- Do this -
Please quote the data below word for word, keeping every line in its original order.

- Material provided -

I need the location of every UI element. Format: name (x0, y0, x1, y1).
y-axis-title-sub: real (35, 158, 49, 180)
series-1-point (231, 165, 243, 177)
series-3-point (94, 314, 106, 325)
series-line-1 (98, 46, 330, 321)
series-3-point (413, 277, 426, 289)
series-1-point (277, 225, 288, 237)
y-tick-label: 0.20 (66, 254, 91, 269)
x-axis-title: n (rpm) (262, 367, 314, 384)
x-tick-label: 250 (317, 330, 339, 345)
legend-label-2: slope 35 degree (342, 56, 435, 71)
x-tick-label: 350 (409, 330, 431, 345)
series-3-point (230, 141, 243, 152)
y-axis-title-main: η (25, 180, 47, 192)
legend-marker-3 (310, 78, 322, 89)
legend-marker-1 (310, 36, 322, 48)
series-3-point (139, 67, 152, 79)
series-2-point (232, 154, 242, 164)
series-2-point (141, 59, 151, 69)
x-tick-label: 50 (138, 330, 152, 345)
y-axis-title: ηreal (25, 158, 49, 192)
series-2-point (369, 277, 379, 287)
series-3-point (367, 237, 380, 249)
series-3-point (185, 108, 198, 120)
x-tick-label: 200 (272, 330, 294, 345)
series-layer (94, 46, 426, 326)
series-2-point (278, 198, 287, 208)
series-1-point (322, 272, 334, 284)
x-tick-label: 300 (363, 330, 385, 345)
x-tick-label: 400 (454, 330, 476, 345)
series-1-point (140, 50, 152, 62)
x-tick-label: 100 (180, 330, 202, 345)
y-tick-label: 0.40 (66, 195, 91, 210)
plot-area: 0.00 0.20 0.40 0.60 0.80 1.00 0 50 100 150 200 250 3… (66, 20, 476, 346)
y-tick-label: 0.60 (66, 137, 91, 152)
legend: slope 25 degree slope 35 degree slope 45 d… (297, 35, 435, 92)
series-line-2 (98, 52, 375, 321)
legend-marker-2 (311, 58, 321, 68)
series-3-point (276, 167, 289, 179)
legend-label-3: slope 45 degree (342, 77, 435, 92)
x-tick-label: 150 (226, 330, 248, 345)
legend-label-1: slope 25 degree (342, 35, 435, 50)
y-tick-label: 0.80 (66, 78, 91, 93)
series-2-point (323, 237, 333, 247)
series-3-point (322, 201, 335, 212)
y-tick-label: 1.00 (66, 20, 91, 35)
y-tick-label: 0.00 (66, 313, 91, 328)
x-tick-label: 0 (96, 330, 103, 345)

- Task answer -
I need the location of every UI element. Format: name (x0, y0, x1, y1).
y-axis-title-sub: real (35, 158, 49, 180)
series-1-point (231, 165, 243, 177)
series-3-point (94, 314, 106, 325)
series-line-1 (98, 46, 330, 321)
series-3-point (413, 277, 426, 289)
series-1-point (277, 225, 288, 237)
y-tick-label: 0.20 (66, 254, 91, 269)
x-axis-title: n (rpm) (262, 367, 314, 384)
x-tick-label: 250 (317, 330, 339, 345)
legend-label-2: slope 35 degree (342, 56, 435, 71)
x-tick-label: 350 (409, 330, 431, 345)
series-3-point (230, 141, 243, 152)
y-axis-title-main: η (25, 180, 47, 192)
legend-marker-3 (310, 78, 322, 89)
legend-marker-1 (310, 36, 322, 48)
series-3-point (139, 67, 152, 79)
series-2-point (232, 154, 242, 164)
series-2-point (141, 59, 151, 69)
x-tick-label: 50 (138, 330, 152, 345)
y-axis-title: ηreal (25, 158, 49, 192)
series-2-point (369, 277, 379, 287)
series-3-point (367, 237, 380, 249)
series-3-point (185, 108, 198, 120)
x-tick-label: 200 (272, 330, 294, 345)
series-layer (94, 46, 426, 326)
series-2-point (278, 198, 287, 208)
series-1-point (322, 272, 334, 284)
x-tick-label: 300 (363, 330, 385, 345)
x-tick-label: 400 (454, 330, 476, 345)
series-1-point (140, 50, 152, 62)
x-tick-label: 100 (180, 330, 202, 345)
y-tick-label: 0.40 (66, 195, 91, 210)
plot-area: 0.00 0.20 0.40 0.60 0.80 1.00 0 50 100 150 200 250 3… (66, 20, 476, 346)
y-tick-label: 0.60 (66, 137, 91, 152)
legend: slope 25 degree slope 35 degree slope 45 d… (297, 35, 435, 92)
series-line-2 (98, 52, 375, 321)
legend-marker-2 (311, 58, 321, 68)
series-3-point (276, 167, 289, 179)
legend-label-3: slope 45 degree (342, 77, 435, 92)
x-tick-label: 150 (226, 330, 248, 345)
legend-label-1: slope 25 degree (342, 35, 435, 50)
y-tick-label: 0.80 (66, 78, 91, 93)
series-2-point (323, 237, 333, 247)
series-3-point (322, 201, 335, 212)
y-tick-label: 1.00 (66, 20, 91, 35)
y-tick-label: 0.00 (66, 313, 91, 328)
x-tick-label: 0 (96, 330, 103, 345)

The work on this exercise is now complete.